━━ DATA TO USE ━━
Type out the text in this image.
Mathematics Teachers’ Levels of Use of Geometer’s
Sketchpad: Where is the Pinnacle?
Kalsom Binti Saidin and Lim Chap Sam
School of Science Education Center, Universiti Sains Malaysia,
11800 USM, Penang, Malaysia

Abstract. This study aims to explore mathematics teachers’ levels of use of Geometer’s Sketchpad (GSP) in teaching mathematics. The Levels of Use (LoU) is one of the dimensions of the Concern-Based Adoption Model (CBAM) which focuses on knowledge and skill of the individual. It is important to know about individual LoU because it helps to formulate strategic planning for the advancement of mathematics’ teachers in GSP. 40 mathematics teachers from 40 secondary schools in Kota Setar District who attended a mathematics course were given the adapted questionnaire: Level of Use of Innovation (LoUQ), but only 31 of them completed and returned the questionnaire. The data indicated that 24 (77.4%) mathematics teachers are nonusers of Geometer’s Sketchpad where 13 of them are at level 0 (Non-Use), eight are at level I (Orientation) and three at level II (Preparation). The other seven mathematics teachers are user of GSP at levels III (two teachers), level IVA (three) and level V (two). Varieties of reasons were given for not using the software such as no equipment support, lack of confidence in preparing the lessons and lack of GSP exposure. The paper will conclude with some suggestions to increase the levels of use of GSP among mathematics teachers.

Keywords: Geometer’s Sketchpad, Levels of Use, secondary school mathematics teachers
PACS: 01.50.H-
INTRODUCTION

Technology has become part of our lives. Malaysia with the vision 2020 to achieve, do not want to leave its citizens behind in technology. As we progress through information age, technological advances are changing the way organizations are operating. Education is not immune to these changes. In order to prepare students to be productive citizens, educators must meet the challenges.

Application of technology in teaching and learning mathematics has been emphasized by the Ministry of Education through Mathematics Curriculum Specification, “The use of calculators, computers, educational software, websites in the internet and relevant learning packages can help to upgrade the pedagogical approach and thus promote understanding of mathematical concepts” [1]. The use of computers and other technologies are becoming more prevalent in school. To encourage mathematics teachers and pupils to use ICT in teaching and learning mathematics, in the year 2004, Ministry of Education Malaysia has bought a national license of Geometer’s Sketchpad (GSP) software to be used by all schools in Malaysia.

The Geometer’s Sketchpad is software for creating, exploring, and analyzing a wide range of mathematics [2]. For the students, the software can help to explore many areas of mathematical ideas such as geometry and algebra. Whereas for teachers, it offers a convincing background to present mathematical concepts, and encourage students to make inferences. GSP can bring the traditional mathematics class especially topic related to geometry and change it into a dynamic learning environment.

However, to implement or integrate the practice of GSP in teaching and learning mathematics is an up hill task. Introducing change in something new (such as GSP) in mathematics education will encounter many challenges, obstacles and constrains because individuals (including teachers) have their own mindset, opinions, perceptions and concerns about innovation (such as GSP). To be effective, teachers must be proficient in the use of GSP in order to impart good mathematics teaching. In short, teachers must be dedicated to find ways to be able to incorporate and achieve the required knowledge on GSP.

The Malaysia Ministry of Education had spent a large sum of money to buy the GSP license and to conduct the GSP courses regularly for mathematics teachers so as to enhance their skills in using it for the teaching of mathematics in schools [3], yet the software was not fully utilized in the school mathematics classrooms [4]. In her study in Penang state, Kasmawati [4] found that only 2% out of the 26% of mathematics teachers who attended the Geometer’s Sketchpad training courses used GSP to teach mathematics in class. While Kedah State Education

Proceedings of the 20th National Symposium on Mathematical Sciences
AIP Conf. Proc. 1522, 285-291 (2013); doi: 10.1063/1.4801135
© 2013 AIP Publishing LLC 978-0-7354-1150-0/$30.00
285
━━━
**EXERCISE OBJECTIVE**
Report how many lines of the entries hold the string "students". Provide the number alone.

**RESULT OF THIS EXERCISE**
2